::: Excerpted data

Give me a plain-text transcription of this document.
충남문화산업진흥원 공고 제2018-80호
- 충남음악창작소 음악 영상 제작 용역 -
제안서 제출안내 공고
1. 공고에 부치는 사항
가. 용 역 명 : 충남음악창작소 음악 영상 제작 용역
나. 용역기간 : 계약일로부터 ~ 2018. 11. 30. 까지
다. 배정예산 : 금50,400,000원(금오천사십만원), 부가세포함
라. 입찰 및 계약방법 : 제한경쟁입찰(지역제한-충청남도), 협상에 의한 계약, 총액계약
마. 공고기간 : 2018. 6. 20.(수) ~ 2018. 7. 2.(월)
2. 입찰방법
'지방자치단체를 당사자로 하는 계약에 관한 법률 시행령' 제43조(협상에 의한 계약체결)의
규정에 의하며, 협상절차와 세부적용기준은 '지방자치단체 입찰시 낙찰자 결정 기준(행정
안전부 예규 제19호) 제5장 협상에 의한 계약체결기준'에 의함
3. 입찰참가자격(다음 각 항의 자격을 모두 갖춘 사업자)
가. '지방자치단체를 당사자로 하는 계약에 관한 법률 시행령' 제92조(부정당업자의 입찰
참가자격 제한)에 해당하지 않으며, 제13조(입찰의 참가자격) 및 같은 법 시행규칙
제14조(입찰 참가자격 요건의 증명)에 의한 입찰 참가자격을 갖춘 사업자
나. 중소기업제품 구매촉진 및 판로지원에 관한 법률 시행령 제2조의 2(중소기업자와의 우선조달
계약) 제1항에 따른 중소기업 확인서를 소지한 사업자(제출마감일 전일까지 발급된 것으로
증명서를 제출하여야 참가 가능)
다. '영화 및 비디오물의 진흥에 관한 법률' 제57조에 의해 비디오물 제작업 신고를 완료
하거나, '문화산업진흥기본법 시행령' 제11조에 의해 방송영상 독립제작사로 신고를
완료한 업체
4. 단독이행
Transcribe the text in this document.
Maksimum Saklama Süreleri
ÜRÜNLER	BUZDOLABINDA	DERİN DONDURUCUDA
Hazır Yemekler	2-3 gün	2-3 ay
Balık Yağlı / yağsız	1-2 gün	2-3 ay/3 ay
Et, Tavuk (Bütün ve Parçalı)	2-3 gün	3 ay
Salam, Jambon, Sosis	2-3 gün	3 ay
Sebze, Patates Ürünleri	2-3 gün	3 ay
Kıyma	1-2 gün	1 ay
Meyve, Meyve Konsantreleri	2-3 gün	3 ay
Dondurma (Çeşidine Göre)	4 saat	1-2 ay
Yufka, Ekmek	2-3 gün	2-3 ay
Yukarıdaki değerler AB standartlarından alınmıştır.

::::::

All of the entries above should be written out again exactly.

— Task solution —
Give me a plain-text transcription of this document.
충남문화산업진흥원 공고 제2018-80호
- 충남음악창작소 음악 영상 제작 용역 -
제안서 제출안내 공고
1. 공고에 부치는 사항
가. 용 역 명 : 충남음악창작소 음악 영상 제작 용역
나. 용역기간 : 계약일로부터 ~ 2018. 11. 30. 까지
다. 배정예산 : 금50,400,000원(금오천사십만원), 부가세포함
라. 입찰 및 계약방법 : 제한경쟁입찰(지역제한-충청남도), 협상에 의한 계약, 총액계약
마. 공고기간 : 2018. 6. 20.(수) ~ 2018. 7. 2.(월)
2. 입찰방법
'지방자치단체를 당사자로 하는 계약에 관한 법률 시행령' 제43조(협상에 의한 계약체결)의
규정에 의하며, 협상절차와 세부적용기준은 '지방자치단체 입찰시 낙찰자 결정 기준(행정
안전부 예규 제19호) 제5장 협상에 의한 계약체결기준'에 의함
3. 입찰참가자격(다음 각 항의 자격을 모두 갖춘 사업자)
가. '지방자치단체를 당사자로 하는 계약에 관한 법률 시행령' 제92조(부정당업자의 입찰
참가자격 제한)에 해당하지 않으며, 제13조(입찰의 참가자격) 및 같은 법 시행규칙
제14조(입찰 참가자격 요건의 증명)에 의한 입찰 참가자격을 갖춘 사업자
나. 중소기업제품 구매촉진 및 판로지원에 관한 법률 시행령 제2조의 2(중소기업자와의 우선조달
계약) 제1항에 따른 중소기업 확인서를 소지한 사업자(제출마감일 전일까지 발급된 것으로
증명서를 제출하여야 참가 가능)
다. '영화 및 비디오물의 진흥에 관한 법률' 제57조에 의해 비디오물 제작업 신고를 완료
하거나, '문화산업진흥기본법 시행령' 제11조에 의해 방송영상 독립제작사로 신고를
완료한 업체
4. 단독이행
Transcribe the text in this document.
Maksimum Saklama Süreleri
ÜRÜNLER	BUZDOLABINDA	DERİN DONDURUCUDA
Hazır Yemekler	2-3 gün	2-3 ay
Balık Yağlı / yağsız	1-2 gün	2-3 ay/3 ay
Et, Tavuk (Bütün ve Parçalı)	2-3 gün	3 ay
Salam, Jambon, Sosis	2-3 gün	3 ay
Sebze, Patates Ürünleri	2-3 gün	3 ay
Kıyma	1-2 gün	1 ay
Meyve, Meyve Konsantreleri	2-3 gün	3 ay
Dondurma (Çeşidine Göre)	4 saat	1-2 ay
Yufka, Ekmek	2-3 gün	2-3 ay
Yukarıdaki değerler AB standartlarından alınmıştır.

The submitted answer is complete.